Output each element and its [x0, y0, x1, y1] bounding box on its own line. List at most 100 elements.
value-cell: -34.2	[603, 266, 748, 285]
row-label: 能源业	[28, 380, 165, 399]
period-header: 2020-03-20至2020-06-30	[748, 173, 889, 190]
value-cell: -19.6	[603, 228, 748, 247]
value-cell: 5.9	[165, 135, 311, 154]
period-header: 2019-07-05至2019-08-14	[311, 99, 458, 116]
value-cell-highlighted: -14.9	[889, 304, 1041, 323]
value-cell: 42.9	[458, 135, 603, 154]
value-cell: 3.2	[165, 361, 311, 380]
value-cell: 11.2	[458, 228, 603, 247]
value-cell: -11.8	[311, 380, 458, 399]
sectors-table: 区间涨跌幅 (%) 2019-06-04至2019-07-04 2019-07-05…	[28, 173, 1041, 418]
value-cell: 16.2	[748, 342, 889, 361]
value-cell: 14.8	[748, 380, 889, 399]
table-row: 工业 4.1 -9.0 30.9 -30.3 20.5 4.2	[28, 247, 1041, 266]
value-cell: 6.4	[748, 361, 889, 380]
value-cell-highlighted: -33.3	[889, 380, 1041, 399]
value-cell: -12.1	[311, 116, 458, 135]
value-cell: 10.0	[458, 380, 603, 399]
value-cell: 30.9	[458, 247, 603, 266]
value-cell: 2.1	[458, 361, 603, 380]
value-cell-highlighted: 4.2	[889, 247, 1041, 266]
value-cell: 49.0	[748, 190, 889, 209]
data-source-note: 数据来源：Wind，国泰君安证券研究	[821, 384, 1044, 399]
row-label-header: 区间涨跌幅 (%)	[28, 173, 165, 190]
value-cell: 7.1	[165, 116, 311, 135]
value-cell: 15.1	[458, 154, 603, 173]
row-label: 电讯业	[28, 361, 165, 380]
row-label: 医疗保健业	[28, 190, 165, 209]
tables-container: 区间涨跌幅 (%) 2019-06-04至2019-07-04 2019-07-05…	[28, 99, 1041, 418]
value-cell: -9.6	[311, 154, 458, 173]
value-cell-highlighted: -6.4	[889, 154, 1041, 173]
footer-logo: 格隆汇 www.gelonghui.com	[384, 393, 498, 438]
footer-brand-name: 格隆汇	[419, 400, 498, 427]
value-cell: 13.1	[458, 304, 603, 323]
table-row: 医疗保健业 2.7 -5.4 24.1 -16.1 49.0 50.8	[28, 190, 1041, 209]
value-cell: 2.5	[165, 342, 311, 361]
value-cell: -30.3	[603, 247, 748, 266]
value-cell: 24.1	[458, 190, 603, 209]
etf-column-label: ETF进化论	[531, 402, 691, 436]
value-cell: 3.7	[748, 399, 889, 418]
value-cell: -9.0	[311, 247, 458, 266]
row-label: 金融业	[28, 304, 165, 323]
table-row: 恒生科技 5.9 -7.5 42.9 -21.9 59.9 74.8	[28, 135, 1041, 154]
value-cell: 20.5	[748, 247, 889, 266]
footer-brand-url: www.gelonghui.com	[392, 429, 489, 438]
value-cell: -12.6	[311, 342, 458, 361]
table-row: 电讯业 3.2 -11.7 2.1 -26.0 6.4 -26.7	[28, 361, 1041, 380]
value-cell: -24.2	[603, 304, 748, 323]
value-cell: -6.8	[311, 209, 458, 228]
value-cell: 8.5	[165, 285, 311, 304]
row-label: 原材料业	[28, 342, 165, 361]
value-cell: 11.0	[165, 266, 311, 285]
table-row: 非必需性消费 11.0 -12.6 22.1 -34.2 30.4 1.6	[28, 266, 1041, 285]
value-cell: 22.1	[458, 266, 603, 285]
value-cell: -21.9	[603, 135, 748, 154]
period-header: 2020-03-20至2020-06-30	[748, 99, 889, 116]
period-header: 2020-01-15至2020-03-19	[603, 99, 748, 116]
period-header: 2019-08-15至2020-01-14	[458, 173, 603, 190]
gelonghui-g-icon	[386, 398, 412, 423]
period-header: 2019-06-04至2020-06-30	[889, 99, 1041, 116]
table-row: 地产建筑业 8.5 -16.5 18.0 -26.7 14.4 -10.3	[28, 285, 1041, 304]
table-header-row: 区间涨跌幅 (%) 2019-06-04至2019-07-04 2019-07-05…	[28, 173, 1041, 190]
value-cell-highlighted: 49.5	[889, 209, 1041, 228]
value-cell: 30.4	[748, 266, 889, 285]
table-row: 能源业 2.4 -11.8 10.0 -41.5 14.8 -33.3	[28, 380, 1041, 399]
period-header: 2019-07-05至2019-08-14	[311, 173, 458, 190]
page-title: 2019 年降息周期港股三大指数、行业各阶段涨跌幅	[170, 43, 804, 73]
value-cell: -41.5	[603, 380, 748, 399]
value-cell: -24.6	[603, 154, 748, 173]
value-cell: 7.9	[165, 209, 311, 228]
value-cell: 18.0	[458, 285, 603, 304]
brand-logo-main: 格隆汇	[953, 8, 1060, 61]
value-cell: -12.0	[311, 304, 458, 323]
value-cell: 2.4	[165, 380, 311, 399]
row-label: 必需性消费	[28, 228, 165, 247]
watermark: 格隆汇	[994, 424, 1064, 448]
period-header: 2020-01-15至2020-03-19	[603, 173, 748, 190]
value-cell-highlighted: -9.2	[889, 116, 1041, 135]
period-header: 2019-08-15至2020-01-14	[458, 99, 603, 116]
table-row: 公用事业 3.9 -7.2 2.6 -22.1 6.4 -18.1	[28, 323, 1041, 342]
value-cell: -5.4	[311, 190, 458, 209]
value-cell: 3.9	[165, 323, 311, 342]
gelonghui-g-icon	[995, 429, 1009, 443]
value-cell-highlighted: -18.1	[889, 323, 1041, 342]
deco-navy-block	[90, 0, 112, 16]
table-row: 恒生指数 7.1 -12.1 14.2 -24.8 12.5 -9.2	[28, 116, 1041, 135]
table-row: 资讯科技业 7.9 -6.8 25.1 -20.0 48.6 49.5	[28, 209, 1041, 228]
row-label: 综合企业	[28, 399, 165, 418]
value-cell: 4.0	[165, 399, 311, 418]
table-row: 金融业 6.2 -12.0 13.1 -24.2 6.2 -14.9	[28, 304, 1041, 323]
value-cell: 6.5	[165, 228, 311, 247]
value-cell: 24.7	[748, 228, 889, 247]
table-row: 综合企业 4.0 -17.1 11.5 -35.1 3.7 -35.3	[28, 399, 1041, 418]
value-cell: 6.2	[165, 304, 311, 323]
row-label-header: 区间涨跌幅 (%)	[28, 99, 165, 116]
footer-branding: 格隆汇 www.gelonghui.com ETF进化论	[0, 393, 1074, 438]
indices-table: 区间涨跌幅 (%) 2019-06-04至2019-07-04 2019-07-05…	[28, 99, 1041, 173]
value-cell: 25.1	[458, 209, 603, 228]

════════════════

● Set exercise:
Rewrite the material above with every "value-cell-highlighted" changed to "highlighted-value" and nothing else altered.

● Result for this exercise:
Output each element and its [x0, y0, x1, y1] bounding box on its own line. List at most 100 elements.
value-cell: -34.2	[603, 266, 748, 285]
row-label: 能源业	[28, 380, 165, 399]
period-header: 2020-03-20至2020-06-30	[748, 173, 889, 190]
value-cell: -19.6	[603, 228, 748, 247]
value-cell: 5.9	[165, 135, 311, 154]
period-header: 2019-07-05至2019-08-14	[311, 99, 458, 116]
highlighted-value: -14.9	[889, 304, 1041, 323]
value-cell: 42.9	[458, 135, 603, 154]
value-cell: 3.2	[165, 361, 311, 380]
value-cell: 11.2	[458, 228, 603, 247]
value-cell: -11.8	[311, 380, 458, 399]
sectors-table: 区间涨跌幅 (%) 2019-06-04至2019-07-04 2019-07-05…	[28, 173, 1041, 418]
value-cell: 16.2	[748, 342, 889, 361]
value-cell: 14.8	[748, 380, 889, 399]
table-row: 工业 4.1 -9.0 30.9 -30.3 20.5 4.2	[28, 247, 1041, 266]
value-cell: 6.4	[748, 361, 889, 380]
highlighted-value: -33.3	[889, 380, 1041, 399]
value-cell: -12.1	[311, 116, 458, 135]
value-cell: 10.0	[458, 380, 603, 399]
value-cell: 30.9	[458, 247, 603, 266]
value-cell: 2.1	[458, 361, 603, 380]
highlighted-value: 4.2	[889, 247, 1041, 266]
value-cell: 49.0	[748, 190, 889, 209]
data-source-note: 数据来源：Wind，国泰君安证券研究	[821, 384, 1044, 399]
row-label-header: 区间涨跌幅 (%)	[28, 173, 165, 190]
value-cell: 7.1	[165, 116, 311, 135]
value-cell: 15.1	[458, 154, 603, 173]
row-label: 电讯业	[28, 361, 165, 380]
row-label: 医疗保健业	[28, 190, 165, 209]
tables-container: 区间涨跌幅 (%) 2019-06-04至2019-07-04 2019-07-05…	[28, 99, 1041, 418]
value-cell: -9.6	[311, 154, 458, 173]
highlighted-value: -6.4	[889, 154, 1041, 173]
footer-logo: 格隆汇 www.gelonghui.com	[384, 393, 498, 438]
footer-brand-name: 格隆汇	[419, 400, 498, 427]
value-cell: 13.1	[458, 304, 603, 323]
table-row: 医疗保健业 2.7 -5.4 24.1 -16.1 49.0 50.8	[28, 190, 1041, 209]
value-cell: 2.5	[165, 342, 311, 361]
value-cell: -30.3	[603, 247, 748, 266]
value-cell: 24.1	[458, 190, 603, 209]
etf-column-label: ETF进化论	[531, 402, 691, 436]
value-cell: 3.7	[748, 399, 889, 418]
value-cell: -9.0	[311, 247, 458, 266]
row-label: 金融业	[28, 304, 165, 323]
table-row: 恒生科技 5.9 -7.5 42.9 -21.9 59.9 74.8	[28, 135, 1041, 154]
value-cell: 20.5	[748, 247, 889, 266]
footer-brand-url: www.gelonghui.com	[392, 429, 489, 438]
value-cell: -12.6	[311, 342, 458, 361]
table-row: 电讯业 3.2 -11.7 2.1 -26.0 6.4 -26.7	[28, 361, 1041, 380]
value-cell: -24.2	[603, 304, 748, 323]
value-cell: -6.8	[311, 209, 458, 228]
value-cell: 8.5	[165, 285, 311, 304]
row-label: 原材料业	[28, 342, 165, 361]
value-cell: 11.0	[165, 266, 311, 285]
table-row: 非必需性消费 11.0 -12.6 22.1 -34.2 30.4 1.6	[28, 266, 1041, 285]
value-cell: 22.1	[458, 266, 603, 285]
value-cell: -21.9	[603, 135, 748, 154]
period-header: 2020-03-20至2020-06-30	[748, 99, 889, 116]
period-header: 2020-01-15至2020-03-19	[603, 99, 748, 116]
period-header: 2019-08-15至2020-01-14	[458, 173, 603, 190]
gelonghui-g-icon	[386, 398, 412, 423]
period-header: 2019-06-04至2020-06-30	[889, 99, 1041, 116]
table-row: 地产建筑业 8.5 -16.5 18.0 -26.7 14.4 -10.3	[28, 285, 1041, 304]
table-header-row: 区间涨跌幅 (%) 2019-06-04至2019-07-04 2019-07-05…	[28, 173, 1041, 190]
highlighted-value: 49.5	[889, 209, 1041, 228]
value-cell: 30.4	[748, 266, 889, 285]
table-row: 能源业 2.4 -11.8 10.0 -41.5 14.8 -33.3	[28, 380, 1041, 399]
period-header: 2019-07-05至2019-08-14	[311, 173, 458, 190]
page-title: 2019 年降息周期港股三大指数、行业各阶段涨跌幅	[170, 43, 804, 73]
value-cell: -41.5	[603, 380, 748, 399]
value-cell: -24.6	[603, 154, 748, 173]
value-cell: 7.9	[165, 209, 311, 228]
value-cell: 18.0	[458, 285, 603, 304]
brand-logo-main: 格隆汇	[953, 8, 1060, 61]
value-cell: -12.0	[311, 304, 458, 323]
value-cell: 2.4	[165, 380, 311, 399]
row-label: 必需性消费	[28, 228, 165, 247]
watermark: 格隆汇	[994, 424, 1064, 448]
period-header: 2020-01-15至2020-03-19	[603, 173, 748, 190]
highlighted-value: -9.2	[889, 116, 1041, 135]
period-header: 2019-08-15至2020-01-14	[458, 99, 603, 116]
table-row: 公用事业 3.9 -7.2 2.6 -22.1 6.4 -18.1	[28, 323, 1041, 342]
value-cell: -5.4	[311, 190, 458, 209]
value-cell: 3.9	[165, 323, 311, 342]
gelonghui-g-icon	[995, 429, 1009, 443]
highlighted-value: -18.1	[889, 323, 1041, 342]
deco-navy-block	[90, 0, 112, 16]
table-row: 恒生指数 7.1 -12.1 14.2 -24.8 12.5 -9.2	[28, 116, 1041, 135]
table-row: 资讯科技业 7.9 -6.8 25.1 -20.0 48.6 49.5	[28, 209, 1041, 228]
row-label: 综合企业	[28, 399, 165, 418]
value-cell: 4.0	[165, 399, 311, 418]
table-row: 金融业 6.2 -12.0 13.1 -24.2 6.2 -14.9	[28, 304, 1041, 323]
value-cell: 6.5	[165, 228, 311, 247]
value-cell: 24.7	[748, 228, 889, 247]
table-row: 综合企业 4.0 -17.1 11.5 -35.1 3.7 -35.3	[28, 399, 1041, 418]
value-cell: 6.2	[165, 304, 311, 323]
row-label-header: 区间涨跌幅 (%)	[28, 99, 165, 116]
footer-branding: 格隆汇 www.gelonghui.com ETF进化论	[0, 393, 1074, 438]
indices-table: 区间涨跌幅 (%) 2019-06-04至2019-07-04 2019-07-05…	[28, 99, 1041, 173]
value-cell: 25.1	[458, 209, 603, 228]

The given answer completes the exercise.